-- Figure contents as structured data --
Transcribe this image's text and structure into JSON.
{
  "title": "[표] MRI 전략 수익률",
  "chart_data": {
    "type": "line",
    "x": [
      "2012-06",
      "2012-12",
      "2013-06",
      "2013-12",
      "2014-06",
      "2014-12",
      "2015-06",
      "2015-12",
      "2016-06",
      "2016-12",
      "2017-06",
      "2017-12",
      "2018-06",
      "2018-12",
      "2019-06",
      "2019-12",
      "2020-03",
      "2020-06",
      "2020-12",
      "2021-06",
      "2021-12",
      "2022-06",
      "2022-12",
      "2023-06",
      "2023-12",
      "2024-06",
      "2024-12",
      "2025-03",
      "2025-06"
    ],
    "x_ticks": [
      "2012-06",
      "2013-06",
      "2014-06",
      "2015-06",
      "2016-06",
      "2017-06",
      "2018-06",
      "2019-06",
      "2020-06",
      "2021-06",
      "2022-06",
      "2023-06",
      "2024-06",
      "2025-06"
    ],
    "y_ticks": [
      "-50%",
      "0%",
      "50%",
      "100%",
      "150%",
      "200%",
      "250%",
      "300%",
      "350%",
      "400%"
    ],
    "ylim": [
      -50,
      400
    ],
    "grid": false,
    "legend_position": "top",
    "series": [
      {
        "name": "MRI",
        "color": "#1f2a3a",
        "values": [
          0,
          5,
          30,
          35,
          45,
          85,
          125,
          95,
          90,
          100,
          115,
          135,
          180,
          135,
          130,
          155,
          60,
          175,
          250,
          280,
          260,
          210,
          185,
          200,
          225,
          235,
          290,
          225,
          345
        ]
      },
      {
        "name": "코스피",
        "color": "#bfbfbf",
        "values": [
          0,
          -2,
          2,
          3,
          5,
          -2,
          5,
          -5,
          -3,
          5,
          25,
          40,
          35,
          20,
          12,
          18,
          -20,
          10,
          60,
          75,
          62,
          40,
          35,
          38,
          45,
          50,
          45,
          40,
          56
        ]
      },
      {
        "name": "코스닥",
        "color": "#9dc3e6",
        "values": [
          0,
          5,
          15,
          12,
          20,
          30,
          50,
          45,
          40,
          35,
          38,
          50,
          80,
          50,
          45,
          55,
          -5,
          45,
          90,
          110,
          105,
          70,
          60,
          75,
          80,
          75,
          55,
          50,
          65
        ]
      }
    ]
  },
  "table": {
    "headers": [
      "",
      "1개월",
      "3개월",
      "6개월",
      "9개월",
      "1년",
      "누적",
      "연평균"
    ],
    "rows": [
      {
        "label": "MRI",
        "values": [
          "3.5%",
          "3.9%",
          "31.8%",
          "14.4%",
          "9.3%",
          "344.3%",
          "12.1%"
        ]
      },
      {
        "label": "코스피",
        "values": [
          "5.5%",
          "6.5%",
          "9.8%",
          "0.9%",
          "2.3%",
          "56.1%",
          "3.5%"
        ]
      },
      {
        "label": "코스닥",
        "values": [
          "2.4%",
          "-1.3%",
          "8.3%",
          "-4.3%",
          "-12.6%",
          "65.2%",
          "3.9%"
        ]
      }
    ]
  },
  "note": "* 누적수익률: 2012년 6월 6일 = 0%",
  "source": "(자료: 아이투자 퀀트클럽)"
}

-- WRITTEN PROBLEM --
Extract all of the data exactly as written.

-- RESPONSE BELOW --
Transcribe this image's text and structure into JSON.
{
  "title": "[표] MRI 전략 수익률",
  "chart_data": {
    "type": "line",
    "x": [
      "2012-06",
      "2012-12",
      "2013-06",
      "2013-12",
      "2014-06",
      "2014-12",
      "2015-06",
      "2015-12",
      "2016-06",
      "2016-12",
      "2017-06",
      "2017-12",
      "2018-06",
      "2018-12",
      "2019-06",
      "2019-12",
      "2020-03",
      "2020-06",
      "2020-12",
      "2021-06",
      "2021-12",
      "2022-06",
      "2022-12",
      "2023-06",
      "2023-12",
      "2024-06",
      "2024-12",
      "2025-03",
      "2025-06"
    ],
    "x_ticks": [
      "2012-06",
      "2013-06",
      "2014-06",
      "2015-06",
      "2016-06",
      "2017-06",
      "2018-06",
      "2019-06",
      "2020-06",
      "2021-06",
      "2022-06",
      "2023-06",
      "2024-06",
      "2025-06"
    ],
    "y_ticks": [
      "-50%",
      "0%",
      "50%",
      "100%",
      "150%",
      "200%",
      "250%",
      "300%",
      "350%",
      "400%"
    ],
    "ylim": [
      -50,
      400
    ],
    "grid": false,
    "legend_position": "top",
    "series": [
      {
        "name": "MRI",
        "color": "#1f2a3a",
        "values": [
          0,
          5,
          30,
          35,
          45,
          85,
          125,
          95,
          90,
          100,
          115,
          135,
          180,
          135,
          130,
          155,
          60,
          175,
          250,
          280,
          260,
          210,
          185,
          200,
          225,
          235,
          290,
          225,
          345
        ]
      },
      {
        "name": "코스피",
        "color": "#bfbfbf",
        "values": [
          0,
          -2,
          2,
          3,
          5,
          -2,
          5,
          -5,
          -3,
          5,
          25,
          40,
          35,
          20,
          12,
          18,
          -20,
          10,
          60,
          75,
          62,
          40,
          35,
          38,
          45,
          50,
          45,
          40,
          56
        ]
      },
      {
        "name": "코스닥",
        "color": "#9dc3e6",
        "values": [
          0,
          5,
          15,
          12,
          20,
          30,
          50,
          45,
          40,
          35,
          38,
          50,
          80,
          50,
          45,
          55,
          -5,
          45,
          90,
          110,
          105,
          70,
          60,
          75,
          80,
          75,
          55,
          50,
          65
        ]
      }
    ]
  },
  "table": {
    "headers": [
      "",
      "1개월",
      "3개월",
      "6개월",
      "9개월",
      "1년",
      "누적",
      "연평균"
    ],
    "rows": [
      {
        "label": "MRI",
        "values": [
          "3.5%",
          "3.9%",
          "31.8%",
          "14.4%",
          "9.3%",
          "344.3%",
          "12.1%"
        ]
      },
      {
        "label": "코스피",
        "values": [
          "5.5%",
          "6.5%",
          "9.8%",
          "0.9%",
          "2.3%",
          "56.1%",
          "3.5%"
        ]
      },
      {
        "label": "코스닥",
        "values": [
          "2.4%",
          "-1.3%",
          "8.3%",
          "-4.3%",
          "-12.6%",
          "65.2%",
          "3.9%"
        ]
      }
    ]
  },
  "note": "* 누적수익률: 2012년 6월 6일 = 0%",
  "source": "(자료: 아이투자 퀀트클럽)"
}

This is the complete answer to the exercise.